## Recorded data

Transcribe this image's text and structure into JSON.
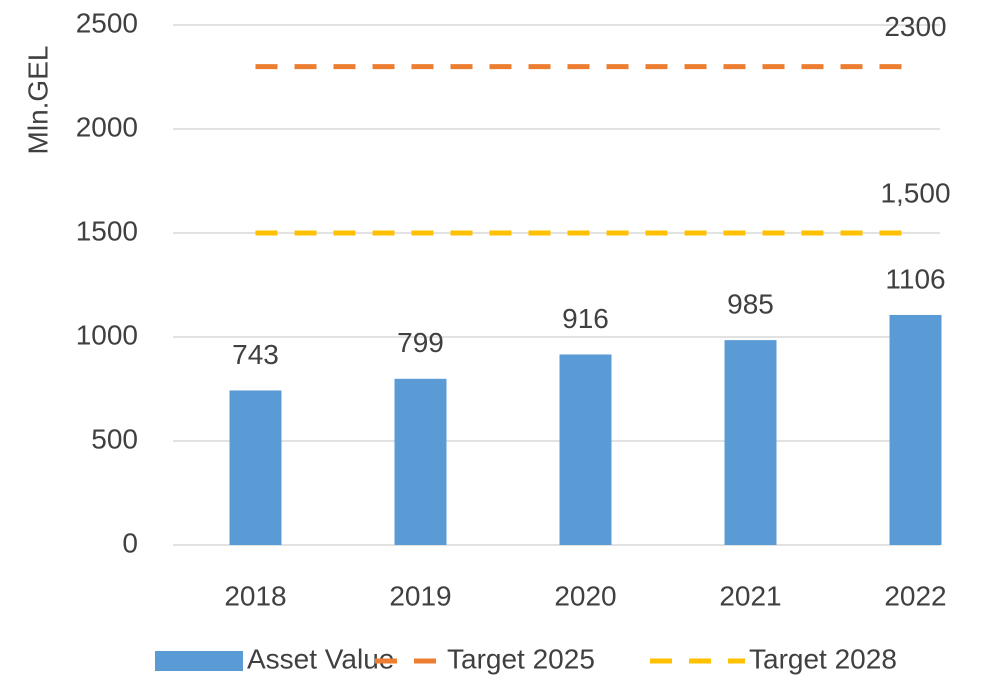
{
  "chart_data": {
    "type": "bar",
    "y_axis_label": "Mln.GEL",
    "categories": [
      "2018",
      "2019",
      "2020",
      "2021",
      "2022"
    ],
    "series": [
      {
        "name": "Asset Value",
        "type": "bar",
        "color": "#5b9bd5",
        "values": [
          743,
          799,
          916,
          985,
          1106
        ]
      },
      {
        "name": "Target 2025",
        "type": "line",
        "color": "#ed7d31",
        "values": [
          2300,
          2300,
          2300,
          2300,
          2300
        ]
      },
      {
        "name": "Target 2028",
        "type": "line",
        "color": "#ffc000",
        "values": [
          1500,
          1500,
          1500,
          1500,
          1500
        ],
        "value_labels": [
          null,
          null,
          null,
          null,
          "1,500"
        ]
      }
    ],
    "ylim": [
      0,
      2500
    ],
    "yticks": [
      0,
      500,
      1000,
      1500,
      2000,
      2500
    ],
    "grid": true,
    "legend": "bottom"
  }
}
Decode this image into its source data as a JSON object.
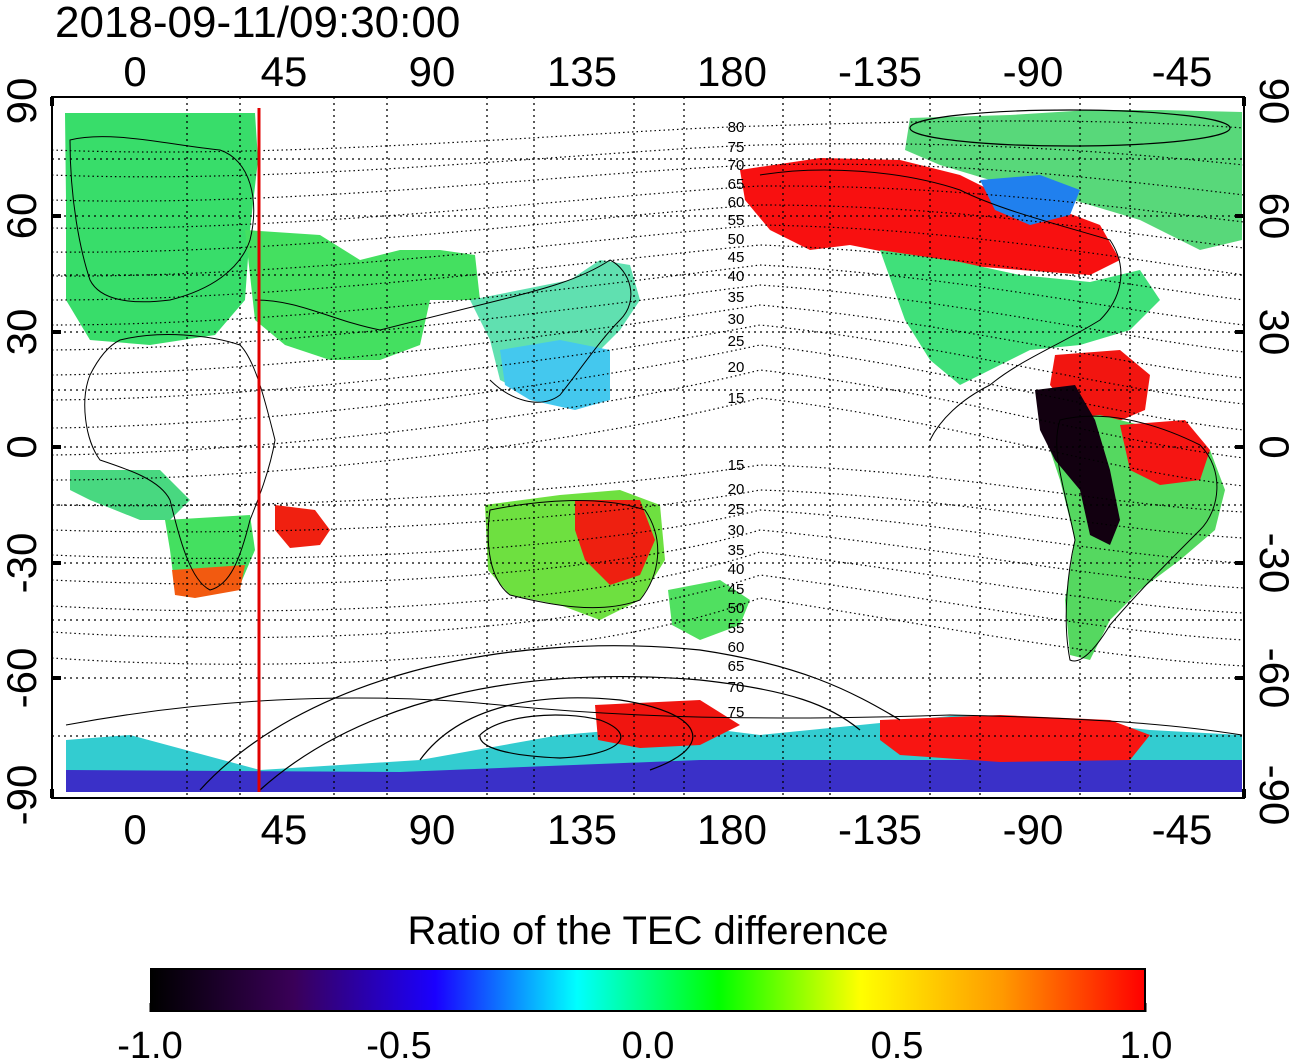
{
  "timestamp": "2018-09-11/09:30:00",
  "colorbar": {
    "title": "Ratio of the TEC difference",
    "ticks": [
      "-1.0",
      "-0.5",
      "0.0",
      "0.5",
      "1.0"
    ],
    "stops": [
      "#000000",
      "#3a0058",
      "#1a00ff",
      "#00ffff",
      "#00ff00",
      "#ffff00",
      "#ff9900",
      "#ff0000"
    ]
  },
  "axes": {
    "lon_ticks": [
      "0",
      "45",
      "90",
      "135",
      "180",
      "-135",
      "-90",
      "-45"
    ],
    "lat_ticks": [
      "90",
      "60",
      "30",
      "0",
      "-30",
      "-60",
      "-90"
    ]
  },
  "contour_labels": {
    "north": [
      "80",
      "75",
      "70",
      "65",
      "60",
      "55",
      "50",
      "45",
      "40",
      "35",
      "30",
      "25",
      "20",
      "15"
    ],
    "south": [
      "15",
      "20",
      "25",
      "30",
      "35",
      "40",
      "45",
      "50",
      "55",
      "60",
      "65",
      "70",
      "75"
    ]
  },
  "terminator_lon": 39
}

## WHAT IS REQUIRED
Of the lines in the entries, how many include the word "name"? State only the number.

## FULL RESPONSE
3